[Records from a collection of figures]
┌──

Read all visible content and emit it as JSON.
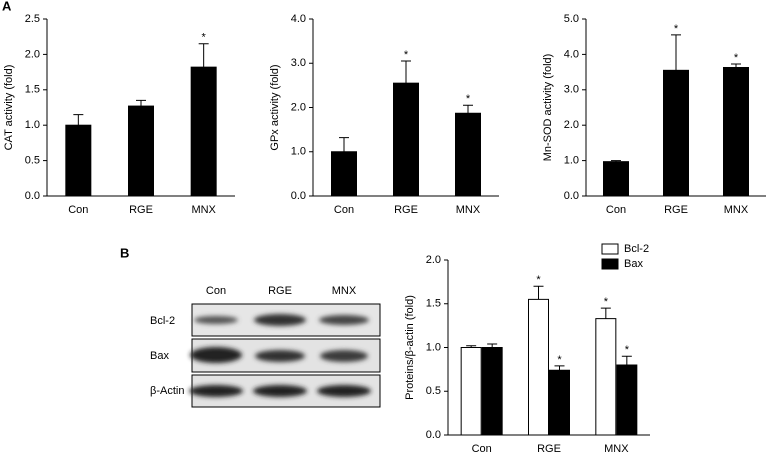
{
  "panels": {
    "a": "A",
    "b": "B"
  },
  "blot": {
    "lanes": [
      "Con",
      "RGE",
      "MNX"
    ],
    "proteins": [
      "Bcl-2",
      "Bax",
      "β-Actin"
    ]
  },
  "chart_data": [
    {
      "type": "bar",
      "y_label": "CAT activity (fold)",
      "categories": [
        "Con",
        "RGE",
        "MNX"
      ],
      "values": [
        1.0,
        1.27,
        1.82
      ],
      "errors": [
        0.15,
        0.08,
        0.33
      ],
      "significance": [
        null,
        null,
        "*"
      ],
      "color": "#000000",
      "ylim": [
        0,
        2.5
      ],
      "yticks": [
        {
          "value": 0,
          "label": "0.0"
        },
        0.5,
        {
          "value": 1,
          "label": "1.0"
        },
        1.5,
        {
          "value": 2,
          "label": "2.0"
        },
        2.5
      ]
    },
    {
      "type": "bar",
      "y_label": "GPx activity (fold)",
      "categories": [
        "Con",
        "RGE",
        "MNX"
      ],
      "values": [
        1.0,
        2.55,
        1.87
      ],
      "errors": [
        0.32,
        0.5,
        0.18
      ],
      "significance": [
        null,
        "*",
        "*"
      ],
      "color": "#000000",
      "ylim": [
        0,
        4
      ],
      "yticks": [
        {
          "value": 0,
          "label": "0.0"
        },
        {
          "value": 1,
          "label": "1.0"
        },
        {
          "value": 2,
          "label": "2.0"
        },
        {
          "value": 3,
          "label": "3.0"
        },
        {
          "value": 4,
          "label": "4.0"
        }
      ]
    },
    {
      "type": "bar",
      "y_label": "Mn-SOD activity (fold)",
      "categories": [
        "Con",
        "RGE",
        "MNX"
      ],
      "values": [
        0.97,
        3.55,
        3.63
      ],
      "errors": [
        0.03,
        1.0,
        0.1
      ],
      "significance": [
        null,
        "*",
        "*"
      ],
      "color": "#000000",
      "ylim": [
        0,
        5
      ],
      "yticks": [
        {
          "value": 0,
          "label": "0.0"
        },
        {
          "value": 1,
          "label": "1.0"
        },
        {
          "value": 2,
          "label": "2.0"
        },
        {
          "value": 3,
          "label": "3.0"
        },
        {
          "value": 4,
          "label": "4.0"
        },
        {
          "value": 5,
          "label": "5.0"
        }
      ]
    },
    {
      "type": "bar",
      "y_label": "Proteins/β-actin (fold)",
      "categories": [
        "Con",
        "RGE",
        "MNX"
      ],
      "legend": "upper right",
      "series": [
        {
          "name": "Bcl-2",
          "color": "#ffffff",
          "values": [
            1.0,
            1.55,
            1.33
          ],
          "errors": [
            0.02,
            0.15,
            0.12
          ],
          "significance": [
            null,
            "*",
            "*"
          ]
        },
        {
          "name": "Bax",
          "color": "#000000",
          "values": [
            1.0,
            0.74,
            0.8
          ],
          "errors": [
            0.04,
            0.05,
            0.1
          ],
          "significance": [
            null,
            "*",
            "*"
          ]
        }
      ],
      "ylim": [
        0,
        2
      ],
      "yticks": [
        {
          "value": 0,
          "label": "0.0"
        },
        0.5,
        {
          "value": 1,
          "label": "1.0"
        },
        1.5,
        {
          "value": 2,
          "label": "2.0"
        }
      ]
    }
  ]
}
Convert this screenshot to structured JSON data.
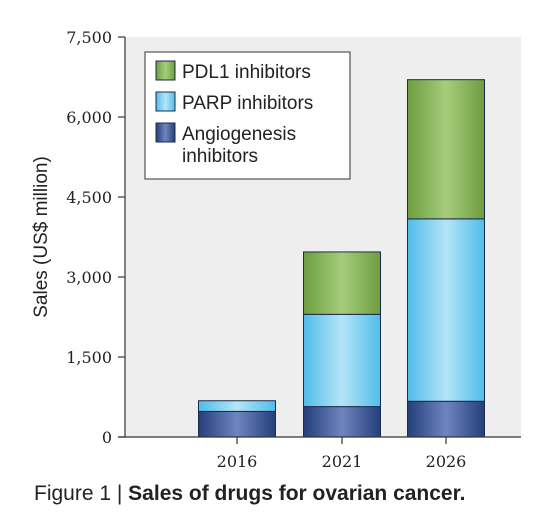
{
  "chart_data": {
    "type": "bar",
    "stacked": true,
    "categories": [
      "2016",
      "2021",
      "2026"
    ],
    "series": [
      {
        "name": "Angiogenesis inhibitors",
        "values": [
          480,
          570,
          670
        ],
        "color": "#2a4a8c"
      },
      {
        "name": "PARP inhibitors",
        "values": [
          200,
          1730,
          3420
        ],
        "color": "#5cc4ee"
      },
      {
        "name": "PDL1 inhibitors",
        "values": [
          0,
          1170,
          2610
        ],
        "color": "#7aaa4a"
      }
    ],
    "legend_order": [
      2,
      1,
      0
    ],
    "ylabel": "Sales (US$ million)",
    "ylim": [
      0,
      7500
    ],
    "yticks": [
      0,
      1500,
      3000,
      4500,
      6000,
      7500
    ],
    "ytick_labels": [
      "0",
      "1,500",
      "3,000",
      "4,500",
      "6,000",
      "7,500"
    ],
    "legend_position": "top-left",
    "background": "#eeeeee",
    "grid": false
  },
  "caption": {
    "label": "Figure 1 | ",
    "text": "Sales of drugs for ovarian cancer."
  }
}
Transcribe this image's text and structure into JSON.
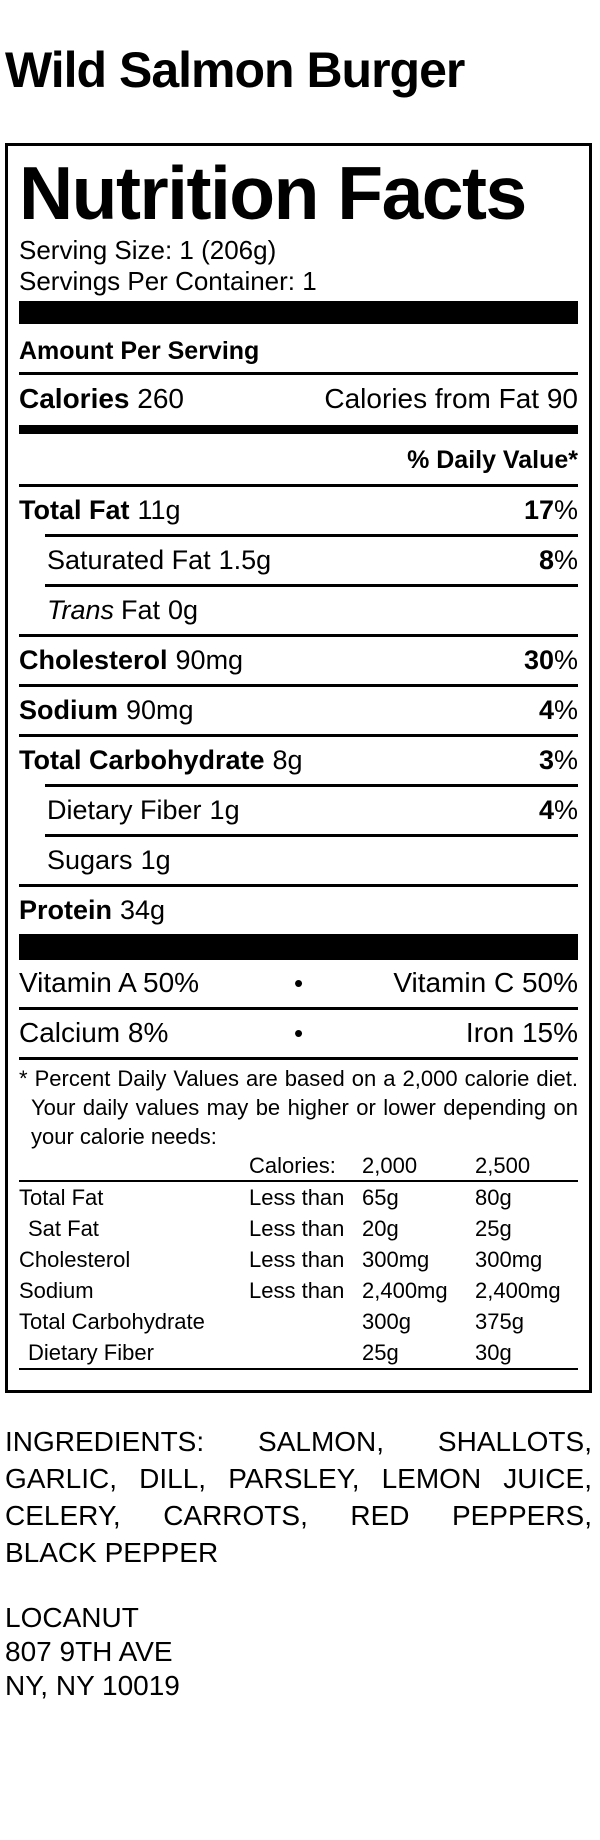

└──

WHAT YOU SHOULD DO
Figure out how many lines of the data above include "JSON", then give the number and nothing more.

RESPONSE BELOW
3